Stated goal: Find every line in the records below that contains the word "name", and copy each such line.
____ Dataset extract
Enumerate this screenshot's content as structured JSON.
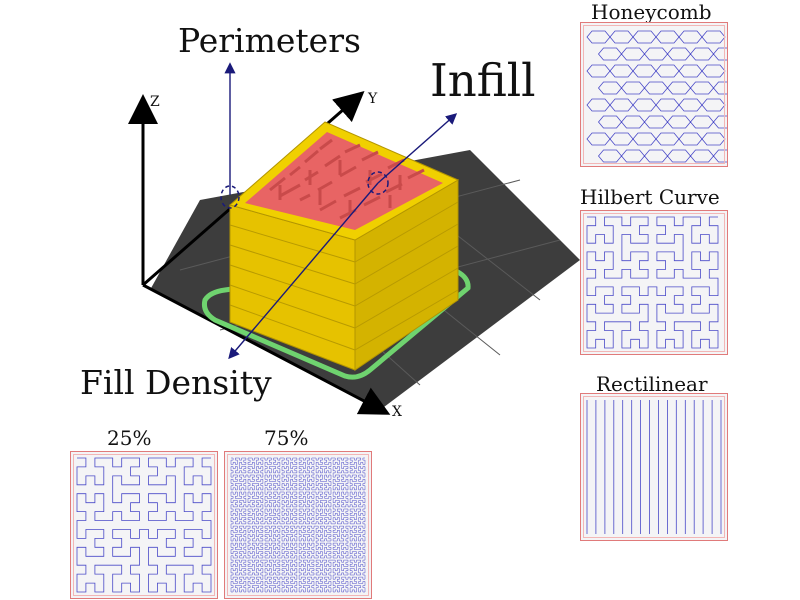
{
  "labels": {
    "perimeters": "Perimeters",
    "infill": "Infill",
    "fill_density": "Fill Density",
    "axis_x": "X",
    "axis_y": "Y",
    "axis_z": "Z"
  },
  "patterns": [
    {
      "name": "Honeycomb",
      "icon": "honeycomb-pattern-icon"
    },
    {
      "name": "Hilbert Curve",
      "icon": "hilbert-curve-pattern-icon"
    },
    {
      "name": "Rectilinear",
      "icon": "rectilinear-pattern-icon"
    }
  ],
  "densities": [
    {
      "label": "25%",
      "value": 25,
      "icon": "hilbert-curve-pattern-icon"
    },
    {
      "label": "75%",
      "value": 75,
      "icon": "hilbert-curve-pattern-icon"
    }
  ],
  "colors": {
    "wall": "#e6c200",
    "wall_dark": "#c9a800",
    "infill": "#e86464",
    "infill_dark": "#c94a4a",
    "bed": "#3b3b3b",
    "skirt": "#6fd36f",
    "arrow": "#1a1a7a",
    "pattern_line": "#4a4ac8",
    "tile_border": "#e07a7a"
  }
}
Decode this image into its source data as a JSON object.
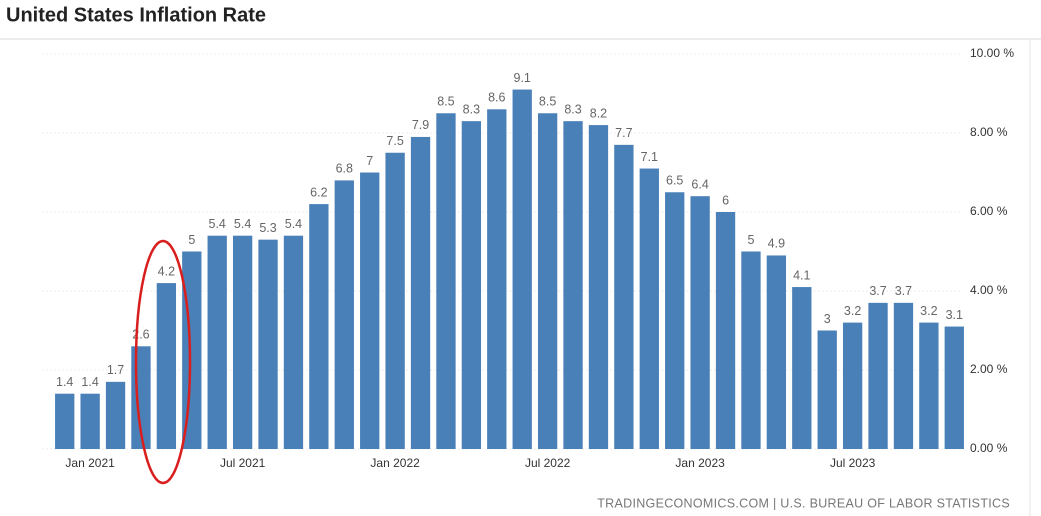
{
  "chart_data": {
    "type": "bar",
    "title": "United States Inflation Rate",
    "source": "TRADINGECONOMICS.COM | U.S. BUREAU OF LABOR STATISTICS",
    "categories": [
      null,
      "Jan 2021",
      null,
      null,
      null,
      null,
      null,
      "Jul 2021",
      null,
      null,
      null,
      null,
      null,
      "Jan 2022",
      null,
      null,
      null,
      null,
      null,
      "Jul 2022",
      null,
      null,
      null,
      null,
      null,
      "Jan 2023",
      null,
      null,
      null,
      null,
      null,
      "Jul 2023",
      null,
      null,
      null,
      null
    ],
    "values": [
      1.4,
      1.4,
      1.7,
      2.6,
      4.2,
      5,
      5.4,
      5.4,
      5.3,
      5.4,
      6.2,
      6.8,
      7,
      7.5,
      7.9,
      8.5,
      8.3,
      8.6,
      9.1,
      8.5,
      8.3,
      8.2,
      7.7,
      7.1,
      6.5,
      6.4,
      6,
      5,
      4.9,
      4.1,
      3,
      3.2,
      3.7,
      3.7,
      3.2,
      3.1
    ],
    "color": "#4a80b8",
    "ylim": [
      0,
      10
    ],
    "yticks": [
      {
        "value": 0,
        "label": "0.00 %"
      },
      {
        "value": 2,
        "label": "2.00 %"
      },
      {
        "value": 4,
        "label": "4.00 %"
      },
      {
        "value": 6,
        "label": "6.00 %"
      },
      {
        "value": 8,
        "label": "8.00 %"
      },
      {
        "value": 10,
        "label": "10.00 %"
      }
    ],
    "grid": true
  }
}
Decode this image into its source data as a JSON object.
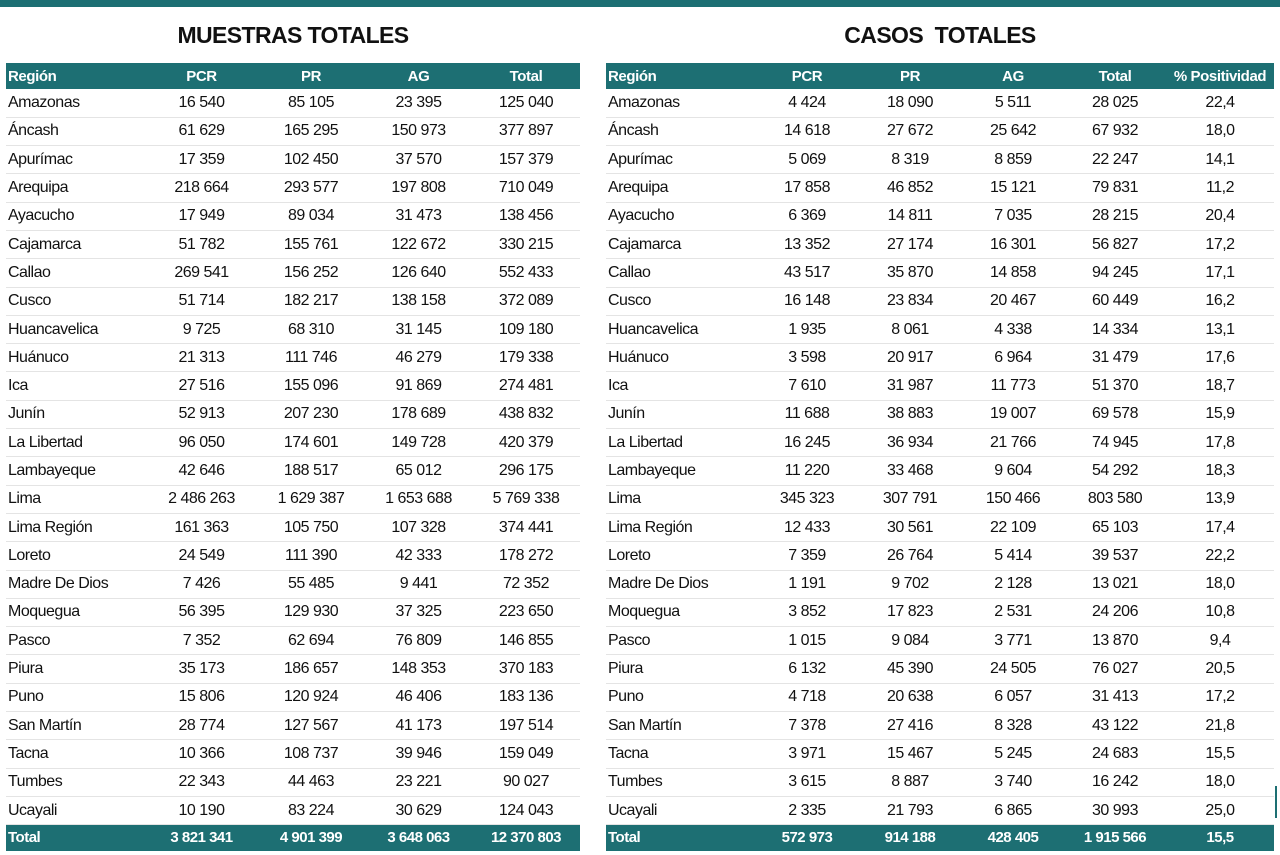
{
  "colors": {
    "header_bg": "#1d6f73",
    "header_text": "#ffffff",
    "text": "#111111"
  },
  "muestras": {
    "title": "MUESTRAS TOTALES",
    "headers": [
      "Región",
      "PCR",
      "PR",
      "AG",
      "Total"
    ],
    "rows": [
      [
        "Amazonas",
        "16 540",
        "85 105",
        "23 395",
        "125 040"
      ],
      [
        "Áncash",
        "61 629",
        "165 295",
        "150 973",
        "377 897"
      ],
      [
        "Apurímac",
        "17 359",
        "102 450",
        "37 570",
        "157 379"
      ],
      [
        "Arequipa",
        "218 664",
        "293 577",
        "197 808",
        "710 049"
      ],
      [
        "Ayacucho",
        "17 949",
        "89 034",
        "31 473",
        "138 456"
      ],
      [
        "Cajamarca",
        "51 782",
        "155 761",
        "122 672",
        "330 215"
      ],
      [
        "Callao",
        "269 541",
        "156 252",
        "126 640",
        "552 433"
      ],
      [
        "Cusco",
        "51 714",
        "182 217",
        "138 158",
        "372 089"
      ],
      [
        "Huancavelica",
        "9 725",
        "68 310",
        "31 145",
        "109 180"
      ],
      [
        "Huánuco",
        "21 313",
        "111 746",
        "46 279",
        "179 338"
      ],
      [
        "Ica",
        "27 516",
        "155 096",
        "91 869",
        "274 481"
      ],
      [
        "Junín",
        "52 913",
        "207 230",
        "178 689",
        "438 832"
      ],
      [
        "La Libertad",
        "96 050",
        "174 601",
        "149 728",
        "420 379"
      ],
      [
        "Lambayeque",
        "42 646",
        "188 517",
        "65 012",
        "296 175"
      ],
      [
        "Lima",
        "2 486 263",
        "1 629 387",
        "1 653 688",
        "5 769 338"
      ],
      [
        "Lima Región",
        "161 363",
        "105 750",
        "107 328",
        "374 441"
      ],
      [
        "Loreto",
        "24 549",
        "111 390",
        "42 333",
        "178 272"
      ],
      [
        "Madre De Dios",
        "7 426",
        "55 485",
        "9 441",
        "72 352"
      ],
      [
        "Moquegua",
        "56 395",
        "129 930",
        "37 325",
        "223 650"
      ],
      [
        "Pasco",
        "7 352",
        "62 694",
        "76 809",
        "146 855"
      ],
      [
        "Piura",
        "35 173",
        "186 657",
        "148 353",
        "370 183"
      ],
      [
        "Puno",
        "15 806",
        "120 924",
        "46 406",
        "183 136"
      ],
      [
        "San Martín",
        "28 774",
        "127 567",
        "41 173",
        "197 514"
      ],
      [
        "Tacna",
        "10 366",
        "108 737",
        "39 946",
        "159 049"
      ],
      [
        "Tumbes",
        "22 343",
        "44 463",
        "23 221",
        "90 027"
      ],
      [
        "Ucayali",
        "10 190",
        "83 224",
        "30 629",
        "124 043"
      ]
    ],
    "total": [
      "Total",
      "3 821 341",
      "4 901 399",
      "3 648 063",
      "12 370 803"
    ]
  },
  "casos": {
    "title": "CASOS  TOTALES",
    "headers": [
      "Región",
      "PCR",
      "PR",
      "AG",
      "Total",
      "% Positividad"
    ],
    "rows": [
      [
        "Amazonas",
        "4 424",
        "18 090",
        "5 511",
        "28 025",
        "22,4"
      ],
      [
        "Áncash",
        "14 618",
        "27 672",
        "25 642",
        "67 932",
        "18,0"
      ],
      [
        "Apurímac",
        "5 069",
        "8 319",
        "8 859",
        "22 247",
        "14,1"
      ],
      [
        "Arequipa",
        "17 858",
        "46 852",
        "15 121",
        "79 831",
        "11,2"
      ],
      [
        "Ayacucho",
        "6 369",
        "14 811",
        "7 035",
        "28 215",
        "20,4"
      ],
      [
        "Cajamarca",
        "13 352",
        "27 174",
        "16 301",
        "56 827",
        "17,2"
      ],
      [
        "Callao",
        "43 517",
        "35 870",
        "14 858",
        "94 245",
        "17,1"
      ],
      [
        "Cusco",
        "16 148",
        "23 834",
        "20 467",
        "60 449",
        "16,2"
      ],
      [
        "Huancavelica",
        "1 935",
        "8 061",
        "4 338",
        "14 334",
        "13,1"
      ],
      [
        "Huánuco",
        "3 598",
        "20 917",
        "6 964",
        "31 479",
        "17,6"
      ],
      [
        "Ica",
        "7 610",
        "31 987",
        "11 773",
        "51 370",
        "18,7"
      ],
      [
        "Junín",
        "11 688",
        "38 883",
        "19 007",
        "69 578",
        "15,9"
      ],
      [
        "La Libertad",
        "16 245",
        "36 934",
        "21 766",
        "74 945",
        "17,8"
      ],
      [
        "Lambayeque",
        "11 220",
        "33 468",
        "9 604",
        "54 292",
        "18,3"
      ],
      [
        "Lima",
        "345 323",
        "307 791",
        "150 466",
        "803 580",
        "13,9"
      ],
      [
        "Lima Región",
        "12 433",
        "30 561",
        "22 109",
        "65 103",
        "17,4"
      ],
      [
        "Loreto",
        "7 359",
        "26 764",
        "5 414",
        "39 537",
        "22,2"
      ],
      [
        "Madre De Dios",
        "1 191",
        "9 702",
        "2 128",
        "13 021",
        "18,0"
      ],
      [
        "Moquegua",
        "3 852",
        "17 823",
        "2 531",
        "24 206",
        "10,8"
      ],
      [
        "Pasco",
        "1 015",
        "9 084",
        "3 771",
        "13 870",
        "9,4"
      ],
      [
        "Piura",
        "6 132",
        "45 390",
        "24 505",
        "76 027",
        "20,5"
      ],
      [
        "Puno",
        "4 718",
        "20 638",
        "6 057",
        "31 413",
        "17,2"
      ],
      [
        "San Martín",
        "7 378",
        "27 416",
        "8 328",
        "43 122",
        "21,8"
      ],
      [
        "Tacna",
        "3 971",
        "15 467",
        "5 245",
        "24 683",
        "15,5"
      ],
      [
        "Tumbes",
        "3 615",
        "8 887",
        "3 740",
        "16 242",
        "18,0"
      ],
      [
        "Ucayali",
        "2 335",
        "21 793",
        "6 865",
        "30 993",
        "25,0"
      ]
    ],
    "total": [
      "Total",
      "572 973",
      "914 188",
      "428 405",
      "1 915 566",
      "15,5"
    ]
  }
}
________
Answer to the exercise:
      "name": "Honeycomb",
      "name": "Hilbert Curve",
      "name": "Rectilinear",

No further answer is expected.